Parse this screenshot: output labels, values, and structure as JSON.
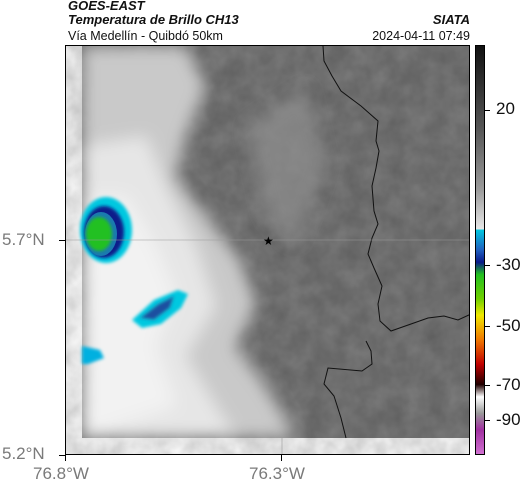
{
  "header": {
    "satellite": "GOES-EAST",
    "product": "Temperatura de Brillo CH13",
    "agency": "SIATA",
    "region": "Vía Medellín - Quibdó 50km",
    "timestamp": "2024-04-11 07:49"
  },
  "map": {
    "lat_labels": [
      "5.7°N",
      "5.2°N"
    ],
    "lon_labels": [
      "76.8°W",
      "76.3°W"
    ],
    "marker": "station-star"
  },
  "colorbar": {
    "labels": [
      "20",
      "-30",
      "-50",
      "-70",
      "-90"
    ],
    "colors": {
      "warm_top": "#111111",
      "warm_bottom": "#e8e8e8",
      "cyan": "#00c8e0",
      "blue": "#0a1a8a",
      "green": "#22c020",
      "yellow": "#f0e800",
      "orange": "#f07800",
      "red": "#c00000",
      "dark": "#200000",
      "purple": "#a030a0"
    }
  }
}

§ **The exercise**
Set down the lines of the records above exactly, apart from the pictures.

§ **Task output**
Parse this screenshot: output labels, values, and structure as JSON.
{
  "header": {
    "satellite": "GOES-EAST",
    "product": "Temperatura de Brillo CH13",
    "agency": "SIATA",
    "region": "Vía Medellín - Quibdó 50km",
    "timestamp": "2024-04-11 07:49"
  },
  "map": {
    "lat_labels": [
      "5.7°N",
      "5.2°N"
    ],
    "lon_labels": [
      "76.8°W",
      "76.3°W"
    ],
    "marker": "station-star"
  },
  "colorbar": {
    "labels": [
      "20",
      "-30",
      "-50",
      "-70",
      "-90"
    ],
    "colors": {
      "warm_top": "#111111",
      "warm_bottom": "#e8e8e8",
      "cyan": "#00c8e0",
      "blue": "#0a1a8a",
      "green": "#22c020",
      "yellow": "#f0e800",
      "orange": "#f07800",
      "red": "#c00000",
      "dark": "#200000",
      "purple": "#a030a0"
    }
  }
}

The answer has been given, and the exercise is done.